§ Directions: Set down the full listing exactly, character for character.
━━ Records for this exercise ━━
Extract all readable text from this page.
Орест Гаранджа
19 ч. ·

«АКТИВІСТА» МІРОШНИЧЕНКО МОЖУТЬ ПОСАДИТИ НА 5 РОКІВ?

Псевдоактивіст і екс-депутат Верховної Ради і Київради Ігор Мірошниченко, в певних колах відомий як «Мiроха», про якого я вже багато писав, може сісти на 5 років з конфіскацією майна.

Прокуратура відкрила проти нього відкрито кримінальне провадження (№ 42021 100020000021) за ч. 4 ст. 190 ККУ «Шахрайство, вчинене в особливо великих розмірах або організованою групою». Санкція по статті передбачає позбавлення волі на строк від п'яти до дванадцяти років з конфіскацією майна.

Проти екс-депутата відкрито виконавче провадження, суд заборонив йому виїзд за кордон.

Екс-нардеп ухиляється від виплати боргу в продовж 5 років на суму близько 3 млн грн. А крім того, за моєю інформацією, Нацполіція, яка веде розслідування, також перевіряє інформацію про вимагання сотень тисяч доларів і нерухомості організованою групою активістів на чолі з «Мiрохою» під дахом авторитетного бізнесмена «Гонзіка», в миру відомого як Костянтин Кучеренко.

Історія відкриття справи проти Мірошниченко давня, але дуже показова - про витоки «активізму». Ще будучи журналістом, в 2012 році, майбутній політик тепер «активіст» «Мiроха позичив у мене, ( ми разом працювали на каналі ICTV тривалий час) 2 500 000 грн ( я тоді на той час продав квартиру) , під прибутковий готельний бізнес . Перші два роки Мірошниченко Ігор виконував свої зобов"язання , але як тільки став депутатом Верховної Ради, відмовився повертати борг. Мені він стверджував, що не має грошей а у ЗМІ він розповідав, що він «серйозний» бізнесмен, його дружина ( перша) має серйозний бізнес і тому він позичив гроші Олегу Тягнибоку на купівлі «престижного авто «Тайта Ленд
━━━
§ Complete response:
Extract all readable text from this page.
Орест Гаранджа
19 ч. ·

«АКТИВІСТА» МІРОШНИЧЕНКО МОЖУТЬ ПОСАДИТИ НА 5 РОКІВ?

Псевдоактивіст і екс-депутат Верховної Ради і Київради Ігор Мірошниченко, в певних колах відомий як «Мiроха», про якого я вже багато писав, може сісти на 5 років з конфіскацією майна.

Прокуратура відкрила проти нього відкрито кримінальне провадження (№ 42021 100020000021) за ч. 4 ст. 190 ККУ «Шахрайство, вчинене в особливо великих розмірах або організованою групою». Санкція по статті передбачає позбавлення волі на строк від п'яти до дванадцяти років з конфіскацією майна.

Проти екс-депутата відкрито виконавче провадження, суд заборонив йому виїзд за кордон.

Екс-нардеп ухиляється від виплати боргу в продовж 5 років на суму близько 3 млн грн. А крім того, за моєю інформацією, Нацполіція, яка веде розслідування, також перевіряє інформацію про вимагання сотень тисяч доларів і нерухомості організованою групою активістів на чолі з «Мiрохою» під дахом авторитетного бізнесмена «Гонзіка», в миру відомого як Костянтин Кучеренко.

Історія відкриття справи проти Мірошниченко давня, але дуже показова - про витоки «активізму». Ще будучи журналістом, в 2012 році, майбутній політик тепер «активіст» «Мiроха позичив у мене, ( ми разом працювали на каналі ICTV тривалий час) 2 500 000 грн ( я тоді на той час продав квартиру) , під прибутковий готельний бізнес . Перші два роки Мірошниченко Ігор виконував свої зобов"язання , але як тільки став депутатом Верховної Ради, відмовився повертати борг. Мені він стверджував, що не має грошей а у ЗМІ він розповідав, що він «серйозний» бізнесмен, його дружина ( перша) має серйозний бізнес і тому він позичив гроші Олегу Тягнибоку на купівлі «престижного авто «Тайта Ленд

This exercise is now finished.